OBJECTIVE: Copy each line that contains the word "εκδήλωσης".

Data records:
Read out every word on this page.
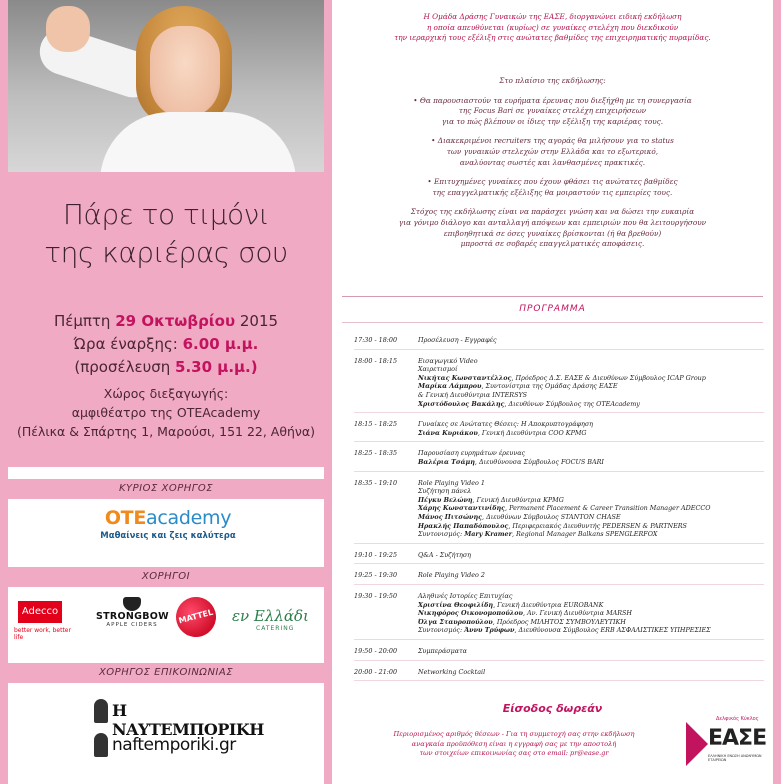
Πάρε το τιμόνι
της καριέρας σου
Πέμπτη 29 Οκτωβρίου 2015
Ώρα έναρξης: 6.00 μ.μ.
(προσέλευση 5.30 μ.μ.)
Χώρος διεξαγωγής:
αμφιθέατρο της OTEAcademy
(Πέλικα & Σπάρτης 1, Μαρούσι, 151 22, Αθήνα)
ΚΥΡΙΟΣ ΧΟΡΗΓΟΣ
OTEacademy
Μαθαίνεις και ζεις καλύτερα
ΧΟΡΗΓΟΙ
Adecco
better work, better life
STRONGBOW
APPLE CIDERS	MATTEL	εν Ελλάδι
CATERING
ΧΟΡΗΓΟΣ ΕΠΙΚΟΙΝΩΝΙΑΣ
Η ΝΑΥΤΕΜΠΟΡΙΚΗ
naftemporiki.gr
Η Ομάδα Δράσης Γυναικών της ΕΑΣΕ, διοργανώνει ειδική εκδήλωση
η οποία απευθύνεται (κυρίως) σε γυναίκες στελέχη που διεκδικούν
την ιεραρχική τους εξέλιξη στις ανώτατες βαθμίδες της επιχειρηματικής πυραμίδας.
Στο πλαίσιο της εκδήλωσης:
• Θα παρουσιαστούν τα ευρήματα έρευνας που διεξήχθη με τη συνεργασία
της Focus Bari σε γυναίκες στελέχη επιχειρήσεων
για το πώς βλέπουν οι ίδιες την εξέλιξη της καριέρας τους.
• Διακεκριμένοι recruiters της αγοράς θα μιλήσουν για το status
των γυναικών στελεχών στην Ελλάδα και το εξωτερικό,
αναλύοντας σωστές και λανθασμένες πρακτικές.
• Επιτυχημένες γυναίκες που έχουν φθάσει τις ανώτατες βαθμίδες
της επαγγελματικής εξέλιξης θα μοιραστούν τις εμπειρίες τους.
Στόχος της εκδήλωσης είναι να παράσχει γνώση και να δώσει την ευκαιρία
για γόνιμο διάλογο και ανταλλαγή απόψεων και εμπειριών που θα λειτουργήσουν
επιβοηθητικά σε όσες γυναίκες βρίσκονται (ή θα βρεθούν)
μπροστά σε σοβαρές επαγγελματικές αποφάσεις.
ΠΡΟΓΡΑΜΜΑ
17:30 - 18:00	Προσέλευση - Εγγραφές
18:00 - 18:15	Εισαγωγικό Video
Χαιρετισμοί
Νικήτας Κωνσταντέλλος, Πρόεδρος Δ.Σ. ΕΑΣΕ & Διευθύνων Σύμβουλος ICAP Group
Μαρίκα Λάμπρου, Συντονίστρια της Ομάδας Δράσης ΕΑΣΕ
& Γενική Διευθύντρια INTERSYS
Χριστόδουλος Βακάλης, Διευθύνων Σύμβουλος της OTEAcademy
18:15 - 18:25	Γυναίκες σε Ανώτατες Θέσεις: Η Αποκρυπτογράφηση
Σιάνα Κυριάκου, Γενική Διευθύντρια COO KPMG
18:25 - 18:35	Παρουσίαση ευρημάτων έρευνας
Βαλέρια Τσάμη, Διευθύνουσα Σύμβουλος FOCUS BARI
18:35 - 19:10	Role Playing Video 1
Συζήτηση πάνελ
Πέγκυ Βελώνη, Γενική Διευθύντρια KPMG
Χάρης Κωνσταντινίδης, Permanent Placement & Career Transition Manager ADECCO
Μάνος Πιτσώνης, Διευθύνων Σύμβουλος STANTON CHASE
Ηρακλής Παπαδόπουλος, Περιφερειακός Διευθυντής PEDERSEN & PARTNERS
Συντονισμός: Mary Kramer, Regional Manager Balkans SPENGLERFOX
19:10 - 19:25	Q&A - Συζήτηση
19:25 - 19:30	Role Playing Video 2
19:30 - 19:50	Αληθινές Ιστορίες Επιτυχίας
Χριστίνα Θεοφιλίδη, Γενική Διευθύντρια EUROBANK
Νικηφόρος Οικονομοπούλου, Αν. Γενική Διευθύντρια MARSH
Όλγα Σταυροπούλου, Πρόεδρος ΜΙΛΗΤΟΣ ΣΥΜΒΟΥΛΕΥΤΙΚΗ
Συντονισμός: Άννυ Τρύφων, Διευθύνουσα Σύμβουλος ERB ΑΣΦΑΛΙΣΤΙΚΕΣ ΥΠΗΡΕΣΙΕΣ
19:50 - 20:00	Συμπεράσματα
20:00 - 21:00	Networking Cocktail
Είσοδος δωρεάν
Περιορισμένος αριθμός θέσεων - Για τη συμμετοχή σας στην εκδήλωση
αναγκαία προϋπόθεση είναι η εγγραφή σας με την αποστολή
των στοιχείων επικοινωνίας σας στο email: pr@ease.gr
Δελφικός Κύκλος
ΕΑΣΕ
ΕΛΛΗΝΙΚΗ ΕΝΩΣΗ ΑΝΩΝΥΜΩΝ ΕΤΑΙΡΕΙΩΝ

REPLY:
Στο πλαίσιο της εκδήλωσης:
Στόχος της εκδήλωσης είναι να παράσχει γνώση και να δώσει την ευκαιρία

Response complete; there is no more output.